◆ **PROBLEM REQUIREMENTS**
Go over the entries below line by line, copying each one that contains the word "SAFETY".

Chart and figure data

**********

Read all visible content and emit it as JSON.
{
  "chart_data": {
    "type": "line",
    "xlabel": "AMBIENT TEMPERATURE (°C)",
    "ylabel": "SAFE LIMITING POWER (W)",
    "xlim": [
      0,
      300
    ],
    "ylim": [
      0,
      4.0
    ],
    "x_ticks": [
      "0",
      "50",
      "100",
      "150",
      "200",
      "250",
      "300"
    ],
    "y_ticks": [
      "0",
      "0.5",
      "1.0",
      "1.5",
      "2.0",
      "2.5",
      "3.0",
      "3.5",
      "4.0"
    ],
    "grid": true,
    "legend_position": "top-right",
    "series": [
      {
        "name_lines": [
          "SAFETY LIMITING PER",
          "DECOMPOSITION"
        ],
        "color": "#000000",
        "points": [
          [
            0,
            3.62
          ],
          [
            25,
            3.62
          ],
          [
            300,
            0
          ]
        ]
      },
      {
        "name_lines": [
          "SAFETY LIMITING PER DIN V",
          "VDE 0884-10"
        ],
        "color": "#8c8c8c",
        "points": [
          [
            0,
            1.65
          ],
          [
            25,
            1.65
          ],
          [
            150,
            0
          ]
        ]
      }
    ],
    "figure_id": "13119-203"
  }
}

**********

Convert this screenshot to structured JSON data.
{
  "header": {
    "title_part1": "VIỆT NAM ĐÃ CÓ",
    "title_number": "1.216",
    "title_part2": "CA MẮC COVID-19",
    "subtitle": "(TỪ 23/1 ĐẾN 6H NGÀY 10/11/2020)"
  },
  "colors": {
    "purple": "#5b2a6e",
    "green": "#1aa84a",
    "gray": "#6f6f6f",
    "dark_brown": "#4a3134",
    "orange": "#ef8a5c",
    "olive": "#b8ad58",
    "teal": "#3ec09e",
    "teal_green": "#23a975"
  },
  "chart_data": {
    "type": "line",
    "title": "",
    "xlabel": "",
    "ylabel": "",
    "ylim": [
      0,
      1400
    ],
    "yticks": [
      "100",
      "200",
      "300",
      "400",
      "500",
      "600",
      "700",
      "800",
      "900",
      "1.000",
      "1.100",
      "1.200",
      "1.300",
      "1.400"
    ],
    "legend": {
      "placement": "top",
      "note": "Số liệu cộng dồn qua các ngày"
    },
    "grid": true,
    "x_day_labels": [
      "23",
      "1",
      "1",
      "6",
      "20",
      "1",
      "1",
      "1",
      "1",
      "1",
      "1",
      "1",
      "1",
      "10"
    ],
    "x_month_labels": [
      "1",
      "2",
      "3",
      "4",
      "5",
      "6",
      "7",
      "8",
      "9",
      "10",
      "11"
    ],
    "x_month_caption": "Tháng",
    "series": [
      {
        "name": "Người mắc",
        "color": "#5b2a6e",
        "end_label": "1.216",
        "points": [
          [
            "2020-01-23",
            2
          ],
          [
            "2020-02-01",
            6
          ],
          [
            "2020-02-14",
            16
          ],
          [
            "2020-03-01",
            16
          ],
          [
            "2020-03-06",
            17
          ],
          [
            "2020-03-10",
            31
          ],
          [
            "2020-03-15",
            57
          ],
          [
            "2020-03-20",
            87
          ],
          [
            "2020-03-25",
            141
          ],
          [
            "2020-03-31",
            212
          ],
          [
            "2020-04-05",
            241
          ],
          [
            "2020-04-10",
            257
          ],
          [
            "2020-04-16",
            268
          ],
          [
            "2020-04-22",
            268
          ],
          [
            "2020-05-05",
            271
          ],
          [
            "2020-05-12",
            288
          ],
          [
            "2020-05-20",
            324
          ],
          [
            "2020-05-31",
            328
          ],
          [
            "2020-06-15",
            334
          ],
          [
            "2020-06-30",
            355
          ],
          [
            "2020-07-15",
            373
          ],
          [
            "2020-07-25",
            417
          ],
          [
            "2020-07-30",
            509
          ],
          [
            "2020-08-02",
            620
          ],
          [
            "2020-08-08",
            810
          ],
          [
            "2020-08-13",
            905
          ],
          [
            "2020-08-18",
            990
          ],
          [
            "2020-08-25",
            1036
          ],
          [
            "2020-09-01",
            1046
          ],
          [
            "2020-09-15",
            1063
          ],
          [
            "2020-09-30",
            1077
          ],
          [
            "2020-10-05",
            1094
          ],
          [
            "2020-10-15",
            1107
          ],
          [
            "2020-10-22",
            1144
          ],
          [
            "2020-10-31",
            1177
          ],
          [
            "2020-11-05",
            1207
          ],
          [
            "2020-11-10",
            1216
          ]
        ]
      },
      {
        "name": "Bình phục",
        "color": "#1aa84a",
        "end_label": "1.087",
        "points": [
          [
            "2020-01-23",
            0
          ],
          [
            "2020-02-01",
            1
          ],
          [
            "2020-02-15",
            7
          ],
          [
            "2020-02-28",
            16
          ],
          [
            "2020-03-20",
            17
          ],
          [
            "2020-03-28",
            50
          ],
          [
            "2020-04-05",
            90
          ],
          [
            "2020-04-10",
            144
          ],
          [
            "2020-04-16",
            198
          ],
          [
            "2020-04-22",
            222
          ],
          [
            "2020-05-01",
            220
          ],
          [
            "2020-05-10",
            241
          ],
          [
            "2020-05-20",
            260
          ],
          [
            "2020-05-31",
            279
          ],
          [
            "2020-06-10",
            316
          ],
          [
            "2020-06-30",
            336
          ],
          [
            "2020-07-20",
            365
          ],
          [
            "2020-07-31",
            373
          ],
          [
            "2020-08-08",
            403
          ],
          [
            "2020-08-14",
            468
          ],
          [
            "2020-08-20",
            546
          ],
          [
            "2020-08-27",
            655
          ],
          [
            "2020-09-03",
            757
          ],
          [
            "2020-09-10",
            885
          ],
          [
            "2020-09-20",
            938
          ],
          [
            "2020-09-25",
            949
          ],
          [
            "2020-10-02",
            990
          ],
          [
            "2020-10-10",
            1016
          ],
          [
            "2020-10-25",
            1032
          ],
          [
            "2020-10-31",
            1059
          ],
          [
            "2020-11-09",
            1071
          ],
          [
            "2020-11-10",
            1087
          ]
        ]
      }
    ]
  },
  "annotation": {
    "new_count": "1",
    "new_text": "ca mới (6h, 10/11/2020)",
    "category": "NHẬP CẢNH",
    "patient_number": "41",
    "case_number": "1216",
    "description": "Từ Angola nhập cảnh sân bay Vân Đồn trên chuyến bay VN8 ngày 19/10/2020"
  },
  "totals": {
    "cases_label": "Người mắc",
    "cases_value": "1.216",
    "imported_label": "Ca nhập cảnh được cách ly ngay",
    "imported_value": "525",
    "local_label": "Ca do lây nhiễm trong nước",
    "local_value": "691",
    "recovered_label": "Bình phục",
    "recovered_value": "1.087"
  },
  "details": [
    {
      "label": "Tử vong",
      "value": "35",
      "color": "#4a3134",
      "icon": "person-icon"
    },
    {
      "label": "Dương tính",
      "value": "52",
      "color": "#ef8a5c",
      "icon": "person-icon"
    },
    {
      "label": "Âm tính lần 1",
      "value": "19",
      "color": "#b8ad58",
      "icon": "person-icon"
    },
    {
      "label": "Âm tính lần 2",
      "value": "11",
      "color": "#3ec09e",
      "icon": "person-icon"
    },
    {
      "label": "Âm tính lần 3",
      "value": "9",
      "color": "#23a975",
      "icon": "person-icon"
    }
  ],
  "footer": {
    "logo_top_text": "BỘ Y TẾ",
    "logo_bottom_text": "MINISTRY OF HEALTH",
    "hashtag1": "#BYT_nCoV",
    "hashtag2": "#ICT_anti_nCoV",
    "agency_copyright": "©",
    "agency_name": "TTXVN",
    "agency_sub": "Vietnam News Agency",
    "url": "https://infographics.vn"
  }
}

**********

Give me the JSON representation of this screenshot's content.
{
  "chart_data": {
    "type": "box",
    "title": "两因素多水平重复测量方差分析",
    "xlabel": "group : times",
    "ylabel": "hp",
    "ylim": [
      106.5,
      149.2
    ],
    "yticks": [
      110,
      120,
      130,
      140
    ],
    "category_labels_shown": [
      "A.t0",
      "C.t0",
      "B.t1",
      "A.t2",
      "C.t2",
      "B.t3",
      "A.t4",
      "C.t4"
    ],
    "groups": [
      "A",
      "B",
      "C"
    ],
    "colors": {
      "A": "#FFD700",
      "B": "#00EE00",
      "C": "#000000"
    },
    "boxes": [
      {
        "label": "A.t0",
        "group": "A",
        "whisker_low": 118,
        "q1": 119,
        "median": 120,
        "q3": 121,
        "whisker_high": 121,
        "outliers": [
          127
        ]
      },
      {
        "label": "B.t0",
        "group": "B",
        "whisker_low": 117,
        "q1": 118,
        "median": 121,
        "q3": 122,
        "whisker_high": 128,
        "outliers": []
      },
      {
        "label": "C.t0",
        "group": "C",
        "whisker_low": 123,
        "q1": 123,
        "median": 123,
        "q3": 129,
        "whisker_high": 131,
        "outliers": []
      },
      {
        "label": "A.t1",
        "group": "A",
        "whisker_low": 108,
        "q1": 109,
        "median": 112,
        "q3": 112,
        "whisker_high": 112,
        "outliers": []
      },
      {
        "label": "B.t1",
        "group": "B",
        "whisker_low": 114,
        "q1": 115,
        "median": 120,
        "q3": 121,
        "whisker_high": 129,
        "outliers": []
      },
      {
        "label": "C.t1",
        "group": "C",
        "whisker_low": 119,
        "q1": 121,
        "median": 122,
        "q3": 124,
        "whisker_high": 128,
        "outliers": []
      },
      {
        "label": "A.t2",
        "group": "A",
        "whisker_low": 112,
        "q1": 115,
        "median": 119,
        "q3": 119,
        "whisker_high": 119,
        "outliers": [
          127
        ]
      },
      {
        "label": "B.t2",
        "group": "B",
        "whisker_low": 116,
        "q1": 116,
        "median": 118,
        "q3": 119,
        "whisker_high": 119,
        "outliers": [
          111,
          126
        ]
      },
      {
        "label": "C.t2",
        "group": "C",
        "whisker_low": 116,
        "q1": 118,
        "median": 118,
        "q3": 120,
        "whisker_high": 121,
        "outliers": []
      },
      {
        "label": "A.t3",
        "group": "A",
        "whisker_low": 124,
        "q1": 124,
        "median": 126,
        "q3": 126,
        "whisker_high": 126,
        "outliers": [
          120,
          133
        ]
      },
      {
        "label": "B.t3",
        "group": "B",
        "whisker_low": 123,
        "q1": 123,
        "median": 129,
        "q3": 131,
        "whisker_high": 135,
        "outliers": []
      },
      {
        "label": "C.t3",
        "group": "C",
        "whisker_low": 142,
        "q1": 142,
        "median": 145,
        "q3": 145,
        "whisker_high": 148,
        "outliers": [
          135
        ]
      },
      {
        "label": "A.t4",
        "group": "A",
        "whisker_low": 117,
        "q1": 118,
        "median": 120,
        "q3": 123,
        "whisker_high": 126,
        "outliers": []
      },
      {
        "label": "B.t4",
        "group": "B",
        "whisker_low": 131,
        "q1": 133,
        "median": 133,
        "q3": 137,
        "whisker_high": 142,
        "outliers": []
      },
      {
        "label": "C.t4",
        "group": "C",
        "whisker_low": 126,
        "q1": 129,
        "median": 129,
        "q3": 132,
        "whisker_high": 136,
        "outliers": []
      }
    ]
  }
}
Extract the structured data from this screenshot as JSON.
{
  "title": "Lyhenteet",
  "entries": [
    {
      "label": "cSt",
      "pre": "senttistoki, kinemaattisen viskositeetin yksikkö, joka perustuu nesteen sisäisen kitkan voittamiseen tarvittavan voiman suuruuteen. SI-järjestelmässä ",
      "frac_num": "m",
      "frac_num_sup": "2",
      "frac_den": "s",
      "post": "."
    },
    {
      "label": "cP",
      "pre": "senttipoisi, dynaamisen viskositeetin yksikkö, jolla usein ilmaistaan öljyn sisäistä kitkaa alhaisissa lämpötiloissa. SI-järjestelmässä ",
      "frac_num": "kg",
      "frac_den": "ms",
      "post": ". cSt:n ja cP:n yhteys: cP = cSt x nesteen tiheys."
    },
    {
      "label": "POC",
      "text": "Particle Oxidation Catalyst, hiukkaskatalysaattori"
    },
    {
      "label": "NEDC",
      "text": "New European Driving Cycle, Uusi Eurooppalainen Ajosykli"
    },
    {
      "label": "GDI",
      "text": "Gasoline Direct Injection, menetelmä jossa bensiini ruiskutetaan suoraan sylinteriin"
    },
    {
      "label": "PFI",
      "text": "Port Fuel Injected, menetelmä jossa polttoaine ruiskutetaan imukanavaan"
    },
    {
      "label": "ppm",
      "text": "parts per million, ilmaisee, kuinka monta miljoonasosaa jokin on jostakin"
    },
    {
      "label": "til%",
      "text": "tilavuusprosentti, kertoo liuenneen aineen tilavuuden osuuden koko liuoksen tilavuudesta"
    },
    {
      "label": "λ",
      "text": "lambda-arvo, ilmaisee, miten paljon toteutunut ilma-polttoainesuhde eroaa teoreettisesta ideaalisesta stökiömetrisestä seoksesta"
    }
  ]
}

**********

◆ **TASK ANSWER**
          "SAFETY LIMITING PER",
          "SAFETY LIMITING PER DIN V",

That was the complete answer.